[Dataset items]
● ● ● ● ● ● ●

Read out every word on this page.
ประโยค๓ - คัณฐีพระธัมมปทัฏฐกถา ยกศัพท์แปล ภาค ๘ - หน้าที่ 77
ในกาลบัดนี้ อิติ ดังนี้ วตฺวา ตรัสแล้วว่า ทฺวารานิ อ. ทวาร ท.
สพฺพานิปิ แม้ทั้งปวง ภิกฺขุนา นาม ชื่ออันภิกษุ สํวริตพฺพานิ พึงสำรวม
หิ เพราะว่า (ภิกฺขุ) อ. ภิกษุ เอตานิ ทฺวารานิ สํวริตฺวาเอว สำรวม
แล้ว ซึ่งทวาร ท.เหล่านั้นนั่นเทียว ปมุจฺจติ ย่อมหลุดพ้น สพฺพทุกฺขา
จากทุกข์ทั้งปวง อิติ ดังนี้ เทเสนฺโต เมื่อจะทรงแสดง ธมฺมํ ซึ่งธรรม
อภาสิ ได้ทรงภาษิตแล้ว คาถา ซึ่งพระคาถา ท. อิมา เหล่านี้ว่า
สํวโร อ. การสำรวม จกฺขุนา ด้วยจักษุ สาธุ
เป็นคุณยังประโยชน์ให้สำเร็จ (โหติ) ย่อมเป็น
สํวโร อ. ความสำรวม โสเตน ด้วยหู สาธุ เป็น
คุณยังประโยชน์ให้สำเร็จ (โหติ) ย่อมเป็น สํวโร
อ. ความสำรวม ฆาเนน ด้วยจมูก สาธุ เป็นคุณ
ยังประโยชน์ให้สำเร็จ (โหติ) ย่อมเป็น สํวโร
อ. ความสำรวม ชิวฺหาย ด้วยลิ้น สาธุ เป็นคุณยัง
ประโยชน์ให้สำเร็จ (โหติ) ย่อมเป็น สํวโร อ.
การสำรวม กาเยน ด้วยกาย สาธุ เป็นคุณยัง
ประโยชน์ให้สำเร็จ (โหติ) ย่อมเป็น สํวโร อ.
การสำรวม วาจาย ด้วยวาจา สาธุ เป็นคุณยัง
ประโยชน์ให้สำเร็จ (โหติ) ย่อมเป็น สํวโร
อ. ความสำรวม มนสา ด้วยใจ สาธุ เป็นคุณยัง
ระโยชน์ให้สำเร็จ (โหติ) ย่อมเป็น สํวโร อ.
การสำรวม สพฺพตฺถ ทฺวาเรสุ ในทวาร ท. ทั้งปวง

● ● ● ● ● ● ●

* [Written problem]:
Where a line of the entries contains the word "อมเป", copy that line.

* [Output of the task]:
เป็นคุณยังประโยชน์ให้สำเร็จ (โหติ) ย่อมเป็น
คุณยังประโยชน์ให้สำเร็จ (โหติ) ย่อมเป็น สํวโร
ยังประโยชน์ให้สำเร็จ (โหติ) ย่อมเป็น สํวโร
ประโยชน์ให้สำเร็จ (โหติ) ย่อมเป็น สํวโร อ.
ประโยชน์ให้สำเร็จ (โหติ) ย่อมเป็น สํวโร อ.
ประโยชน์ให้สำเร็จ (โหติ) ย่อมเป็น สํวโร
ระโยชน์ให้สำเร็จ (โหติ) ย่อมเป็น สํวโร อ.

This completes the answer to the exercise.